Restate the records that follow word for word; no pictures should appear.

- - - -

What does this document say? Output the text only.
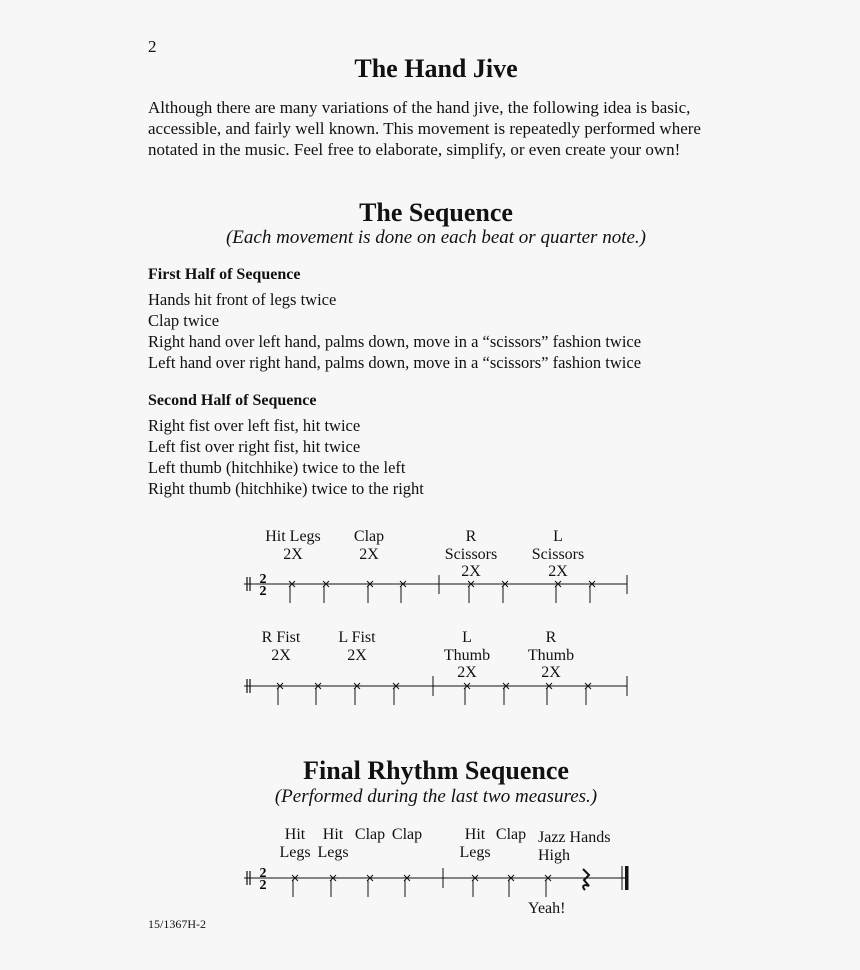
2
The Hand Jive

Although there are many variations of the hand jive, the following idea is basic,

accessible, and fairly well known. This movement is repeatedly performed where

notated in the music. Feel free to elaborate, simplify, or even create your own!

The Sequence
(Each movement is done on each beat or quarter note.)
First Half of Sequence
Hands hit front of legs twice
Clap twice
Right hand over left hand, palms down, move in a “scissors” fashion twice
Left hand over right hand, palms down, move in a “scissors” fashion twice
Second Half of Sequence
Right fist over left fist, hit twice
Left fist over right fist, hit twice
Left thumb (hitchhike) twice to the left
Right thumb (hitchhike) twice to the right
Hit Legs
2X
Clap
2X
R
Scissors
2X
L
Scissors
2X
2
2
R Fist
2X
L Fist
2X
L
Thumb
2X
R
Thumb
2X
Final Rhythm Sequence
(Performed during the last two measures.)
Hit
Legs
Hit
Legs
Clap Clap	Hit
Legs
Clap Jazz Hands
High
2
2
Yeah!
15/1367H-2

- - - -

Full response ::
What does this document say? Output the text only.
2
The Hand Jive

Although there are many variations of the hand jive, the following idea is basic,

accessible, and fairly well known. This movement is repeatedly performed where

notated in the music. Feel free to elaborate, simplify, or even create your own!

The Sequence
(Each movement is done on each beat or quarter note.)
First Half of Sequence
Hands hit front of legs twice
Clap twice
Right hand over left hand, palms down, move in a “scissors” fashion twice
Left hand over right hand, palms down, move in a “scissors” fashion twice
Second Half of Sequence
Right fist over left fist, hit twice
Left fist over right fist, hit twice
Left thumb (hitchhike) twice to the left
Right thumb (hitchhike) twice to the right
Hit Legs
2X
Clap
2X
R
Scissors
2X
L
Scissors
2X
2
2
R Fist
2X
L Fist
2X
L
Thumb
2X
R
Thumb
2X
Final Rhythm Sequence
(Performed during the last two measures.)
Hit
Legs
Hit
Legs
Clap Clap	Hit
Legs
Clap Jazz Hands
High
2
2
Yeah!
15/1367H-2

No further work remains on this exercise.